## What is required
Exclude the pictures; give every entry again exactly as written.

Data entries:
■ ■ ■ ■ ■
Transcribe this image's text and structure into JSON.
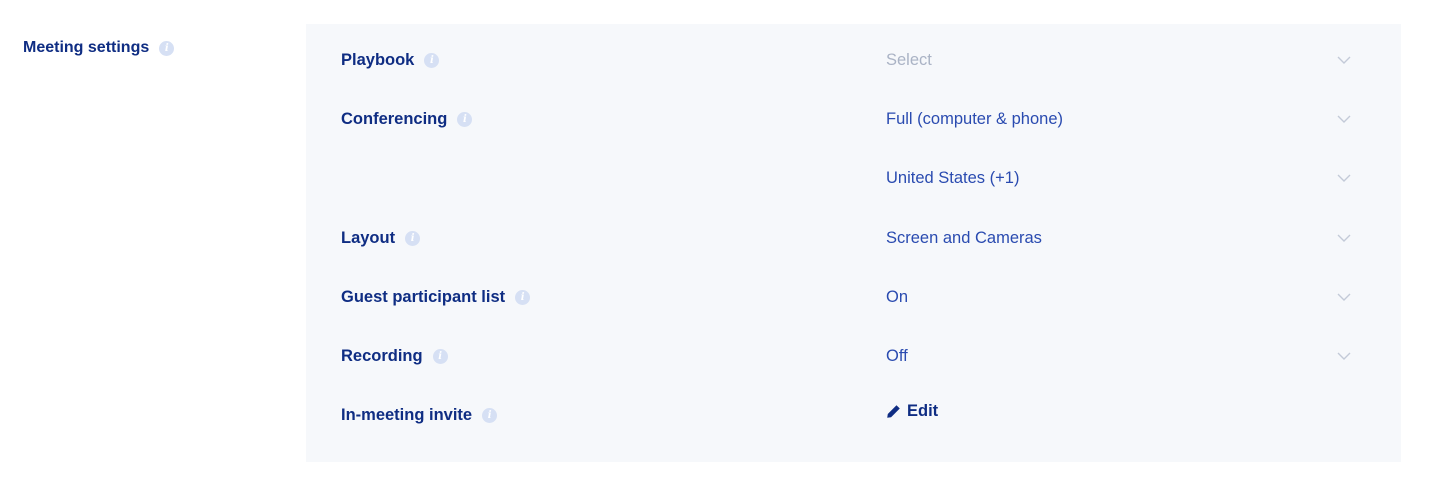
{
  "section": {
    "title": "Meeting settings",
    "info_icon": "info-icon"
  },
  "rows": {
    "playbook": {
      "label": "Playbook",
      "value": "Select"
    },
    "conferencing": {
      "label": "Conferencing",
      "value": "Full (computer & phone)"
    },
    "country": {
      "label": "",
      "value": "United States (+1)"
    },
    "layout": {
      "label": "Layout",
      "value": "Screen and Cameras"
    },
    "guest_list": {
      "label": "Guest participant list",
      "value": "On"
    },
    "recording": {
      "label": "Recording",
      "value": "Off"
    },
    "invite": {
      "label": "In-meeting invite",
      "action": "Edit",
      "icon": "pencil-icon"
    }
  },
  "colors": {
    "label": "#0f2d83",
    "value": "#2a4bb0",
    "placeholder": "#aab3c5",
    "panel_bg": "#f6f8fb",
    "info_icon": "#d6e0f4",
    "chevron": "#c3cad8"
  }
}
■ ■ ■ ■ ■
## Expected answer
Transcribe this image's text and structure into JSON.
{
  "section": {
    "title": "Meeting settings",
    "info_icon": "info-icon"
  },
  "rows": {
    "playbook": {
      "label": "Playbook",
      "value": "Select"
    },
    "conferencing": {
      "label": "Conferencing",
      "value": "Full (computer & phone)"
    },
    "country": {
      "label": "",
      "value": "United States (+1)"
    },
    "layout": {
      "label": "Layout",
      "value": "Screen and Cameras"
    },
    "guest_list": {
      "label": "Guest participant list",
      "value": "On"
    },
    "recording": {
      "label": "Recording",
      "value": "Off"
    },
    "invite": {
      "label": "In-meeting invite",
      "action": "Edit",
      "icon": "pencil-icon"
    }
  },
  "colors": {
    "label": "#0f2d83",
    "value": "#2a4bb0",
    "placeholder": "#aab3c5",
    "panel_bg": "#f6f8fb",
    "info_icon": "#d6e0f4",
    "chevron": "#c3cad8"
  }
}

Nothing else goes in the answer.